Your task is to copy each line that has the word "①人工智能是人脑的延伸".

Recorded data
start
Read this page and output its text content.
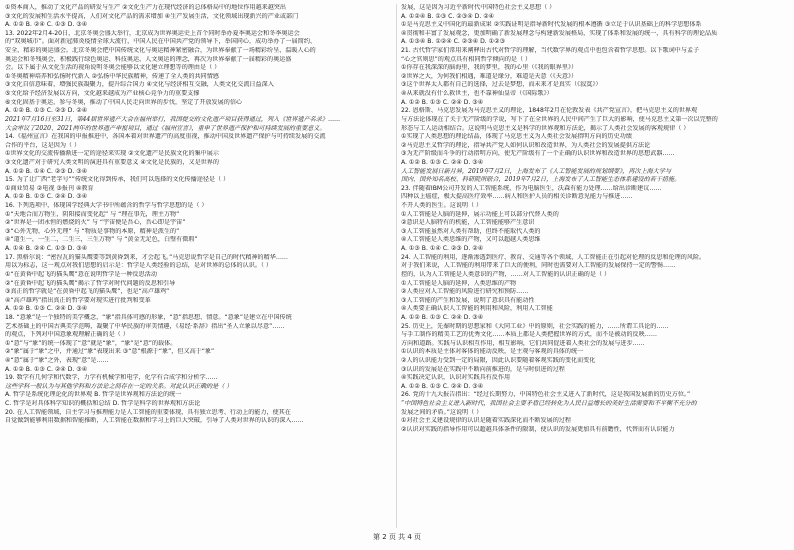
①资本商人，推动了文化产品的研发与生产 ②文化生产力在现代经济的总体格局中的地位作用越来越突出
③文化的发展和生活水平提高，人们对文化产品的需求增加 ④生产发展生活，文化领域出现新兴的产业或部门
A. ①② B. ②④ C. ①③ D. ③④
13. 2022年2月4-20日，北京冬奥会盛大举行，北京成为世界奥运史上首个同时举办夏季奥运会和冬季奥运会
的“双奥城市”。面对新冠肺炎疫情全球大流行，中国人民在中国共产党的领导下，举国同心，成功举办了一届简约、
安全、精彩的奥运盛会。北京冬奥会把中国传统文化与奥运精神紧密融合，为世界奉献了一场精彩纷呈、温暖人心的
奥运会和冬残奥会，积极践行绿色奥运、科技奥运、人文奥运的理念，再次为世界奉献了一届精彩的奥运盛
会。以下属于从文化生活的视角说明冬奥会能够以文化建立理想等的理由是（ ）
①冬奥精神培养和弘扬时代新人 ②弘扬中华民族精神，传递了全人类的共同情感
③文化自信意味着，增强民族凝聚力，提升综合国力 ④文化与经济相互交融，人类文化交流日益深入
⑤文化给予经济发展以方向，文化越来越成为产业核心竞争力的重要支撑
⑥文化固基于奥运，参与冬奥，推动了中国人民走向世界的步伐，坚定了开放发展的信心
A. ①② B. ①③ C. ②③ D. ②④
2021年7月16日至31日，第44届世界遗产大会在福州举行，我国提交的文化遗产项目获得通过，列入《世界遗产名录》……
大会审议了2020、2021两年的世界遗产申报项目，通过《福州宣言》，重申了世界遗产保护和可持续发展的重要意义。
14.《福州宣言》在我国的申报推进中，各国本着对世界遗产的高度重视，推动中国及世界遗产保护与可持续发展的交流
合作的平台，这是因为（ ）
①世界文化的交流传播渐进一定的途径来实现 ②文化遗产是民族文化的集中展示
③文化遗产对于研究人类文明的演进具有重要意义 ④文化是民族的，又是世界的
A. ①② B. ①④ C. ②③ D. ③④
15. 为了让广西“老字号””传统文化得到传承，我们可以选择的文化传播途径是（ ）
①商业贸易 ②电视 ③报刊 ④教育
A. ①② B. ①③ C. ②④ D. ③④
16. 下列选项中，体现国学经典大学书中所蕴含的哲学与哲学思想的是（ ）
①“天地合而万物生，阴阳接而变化起” 与 “理在事先，理主万物”
②“世界是一团永恒的燃烧的火” 与 “宇宙便是吾心，吾心即是宇宙”
③“心外无物，心外无理” 与 “物质是事物的本原，精神是派生的”
④“道生一，一生二，二生三，三生万物” 与 “黄金无足色，白璧有微瑕”
A. ①④ B. ②④ C. ①③ D. ③④
17. 黑格尔说：“密涅瓦的猫头鹰要等到黄昏到来，才会起飞。”马克思说哲学是自己的时代精神的精华……
用以为标志，这一观点对我们思想的启示是：哲学是人类经验的总结，是对世界的总体的认识。（ ）
①“在黄昏中起飞的猫头鹰”意在说明哲学是一种反思活动
②“在黄昏中起飞的猫头鹰”揭示了哲学对时代问题的反思和引导
③真正的哲学就是“在黄昏中起飞的猫头鹰”，也是“高卢雄鸡”
④“高卢雄鸡”指出真正的哲学要对现实进行批判和变革
A. ①② B. ①③ C. ②④ D. ③④
18. “意象”是一个独特的美学概念，“象”指具体可感的形象，“意”指思想、情意。“意象”是建立在中国传统
艺术基础上的中国古典美学范畴，凝聚了中华民族的审美情趣，《易经·系辞》指出“圣人立象以尽意”……
的观点，下列对中国意象观理解正确的是（ ）
①“意”与“象”的统一体现了“意”就是“象”，“象”是“意”的载体。
②“象”属于“象”之中，并通过“象”表现出来 ③“意”根源于“象”，但又高于“象”
④“意”属于“象”之外，表现“意”是……
A. ①② B. ①③ C. ②④ D. ③④
19. 数学有几何学和代数学，力学有机械学和电学，化学有合成学和分析学……
这些学科一般认为与其他学科和方法论之间存在一定的关系。对此认识正确的是（ ）
A. 哲学是系统化理论化的世界观 B. 哲学是世界观和方法论的统一
C. 哲学是对具体科学知识的概括和总结 D. 哲学是科学的世界观和方法论
20. 在人工智能领域，自主学习与推理能力是人工智能的重要体现，具有独立思考、行动上的能力，使其在
自觉做到能够利用数据和智能推断，人工智能在数据和学习上的巨大突破，引导了人类对世界的认识的深入……
发展，这是因为习近平新时代中国特色社会主义思想（ ）
A. ①②④ B. ①③ C. ②③④ D. ②④
①是马克思主义中国化的最新成果 ②实践证明是指导新时代发展的根本遵循 ③立足于认识基础上的科学思想体系
④贯彻和丰富了发展观念，更加明确了新发展理念与构建新发展格局，实现了体系和发展的统一，具有科学的理论品质
A. ①③④ B. ①②④ C. ②③④ D. ①②③
21. 古代哲学家们常用来阐释出古代对哲学的理解，当代数学界的观点中也包含着哲学思想。以下歌词中与孟子
“心之官则思”的观点具有相同哲学倾向的是（ ）
①你存在我深深的脑海里，我的梦里，我的心里（《我的眼界里》）
②世界之大，为何我们相遇，难道是缘分，难道是天意（《天意》）
③这个世界太人都有自己的选择，过去是梦想，而未来才是真实（《寂寞》）
④从来就没有什么救世主，也不靠神仙皇帝（《国际歌》）
A. ①② B. ①③ C. ②④ D. ③④
22. 恩格斯、马克思发展为马克思主义的理论，1848年2月在伦敦发表《共产党宣言》，把马克思主义的世界观
与方法论体现在了关于无产阶级的学说，写下了在全世界的人民中间产生了巨大的影响，使马克思主义第一次以完整的
形态与工人运动相结合。这说明马克思主义是科学的世界观和方法论，揭示了人类社会发展的客观规律（ ）
①实现了人类思想的理论结晶，体现了马克思主义为人类社会发展指明方向的历史功绩
②马克思主义哲学的理论，指导共产党人如何认识和改造世界，为人类社会的发展提供方法论
③为无产阶级而斗争的行动指明方向，使无产阶级有了一个正确的认识世界和改造世界的思想武器……
A. ①② B. ①③ C. ②④ D. ③④
人工智能发展日新月异，2019年7月2日，上海发布了《人工智能发展的规划纲要》，再次上海大学与
国内、国外知名高校、科研院所联合，2019年7月2日，上海发布了人工智能生态体系建设的若干措施。
23. 伴随着IBM公司开发的人工智能系统，作为电脑医生，沃森有能力处理……给出诊断建议……
四种以上癌症，极大提高医疗效率……病人和医护人员的相关诊断意见能力与推进……
不开人类的医生。这说明（ ）
①人工智能是人脑的延伸，展示功能上可以部分代替人类的
②意识是人脑特有的机能，人工智能能够产生意识
③人工智能虽然对人类有帮助，但终不能取代人类的
④人工智能是人类思维的产物，又可以超越人类思维
A. ①③ B. ①④ C. ②③ D. ②④
24. 人工智能的利用，逐渐渗透到医疗、教育、交通等各个领域，人工智能正在引起对伦理的反思和伦理的风险。
对于我们来说，人工智能的利用带来了巨大的便利，同时也需要对人工智能的发展保持一定的警惕……
控的，认为人工智能是人类意识的产物，……对人工智能的认识正确的是（ ）
①人工智能是人脑的延伸，人类思维的产物
②人类应对人工智能的风险进行研究和预防……
③人工智能的产生和发展，说明了意识具有能动性
④人类要正确认识人工智能的利用和风险，利用人工智能
A. ①② B. ①③ C. ②④ D. ③④
25. 历史上，先秦时期的思想家和《大同工业》中的原则，社会实践的能力，……所谓工具论的……
与手工制作的精美工艺的优秀文化……本质上都是人类把握世界的方式，而不是被动的反映……
方向和道路。实践与认识相互作用，相互影响，它们共同促进着人类社会的发展与进步……
①认识的本质是主体对客体的能动反映，是主观与客观的具体的统一
②人的认识能力受到一定的局限，因此认识要随着客观实践的变化而变化
③认识的发展是在实践中不断向前推进的，是与时俱进的过程
④实践决定认识，认识对实践具有反作用
A. ①② B. ①③ C. ②④ D. ③④
26. 党的十九大报告指出：“经过长期努力，中国特色社会主义进入了新时代，这是我国发展新的历史方位。”
“中国特色社会主义进入新时代，我国社会主要矛盾已经转化为人民日益增长的美好生活需要和不平衡不充分的
发展之间的矛盾。”这说明（ ）
①对社会主义建设规律的认识是随着实践深化而不断发展的过程
②认识对实践的指导作用可以超越具体条件的限制，使认识的发展更加具有前瞻性，代替而有认识能力
第 2 页 共 4 页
end
- **Result of this exercise**
①人工智能是人脑的延伸，展示功能上可以部分代替人类的
①人工智能是人脑的延伸，人类思维的产物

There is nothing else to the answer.